# WHAT YOU SHOULD DO:
Look through the data below. Collect every line where the word "subtitle" occurs.

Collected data

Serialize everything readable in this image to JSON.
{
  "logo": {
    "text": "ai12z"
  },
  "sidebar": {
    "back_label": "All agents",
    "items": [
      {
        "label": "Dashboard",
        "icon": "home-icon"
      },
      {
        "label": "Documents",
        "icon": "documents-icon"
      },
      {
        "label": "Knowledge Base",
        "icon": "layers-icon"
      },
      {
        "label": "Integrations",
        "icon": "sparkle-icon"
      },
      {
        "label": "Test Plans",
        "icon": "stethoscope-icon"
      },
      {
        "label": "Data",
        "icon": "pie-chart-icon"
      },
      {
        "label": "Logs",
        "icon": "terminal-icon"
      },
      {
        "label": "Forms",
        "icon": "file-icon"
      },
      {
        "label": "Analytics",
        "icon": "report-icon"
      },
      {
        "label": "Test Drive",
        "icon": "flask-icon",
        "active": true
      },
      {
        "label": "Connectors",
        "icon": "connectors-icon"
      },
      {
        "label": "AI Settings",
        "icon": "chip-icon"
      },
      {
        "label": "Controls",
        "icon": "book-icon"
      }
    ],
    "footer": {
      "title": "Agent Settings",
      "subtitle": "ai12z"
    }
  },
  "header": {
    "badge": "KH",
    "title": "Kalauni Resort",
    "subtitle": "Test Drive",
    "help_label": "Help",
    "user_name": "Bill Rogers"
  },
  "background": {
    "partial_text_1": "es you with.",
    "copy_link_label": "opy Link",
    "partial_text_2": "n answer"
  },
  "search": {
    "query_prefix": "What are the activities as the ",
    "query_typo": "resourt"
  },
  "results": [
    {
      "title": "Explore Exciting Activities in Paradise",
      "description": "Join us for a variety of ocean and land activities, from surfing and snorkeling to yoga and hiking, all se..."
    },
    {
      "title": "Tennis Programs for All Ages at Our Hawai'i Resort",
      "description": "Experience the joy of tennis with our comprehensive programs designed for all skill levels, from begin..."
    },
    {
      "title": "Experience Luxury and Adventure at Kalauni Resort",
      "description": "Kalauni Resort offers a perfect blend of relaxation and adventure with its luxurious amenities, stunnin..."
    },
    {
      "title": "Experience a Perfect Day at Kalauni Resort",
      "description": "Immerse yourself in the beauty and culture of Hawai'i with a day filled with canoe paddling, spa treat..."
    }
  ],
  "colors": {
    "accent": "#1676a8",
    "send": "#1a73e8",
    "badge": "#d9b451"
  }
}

# EXPECTED ANSWER:
      "subtitle": "ai12z"
    "subtitle": "Test Drive",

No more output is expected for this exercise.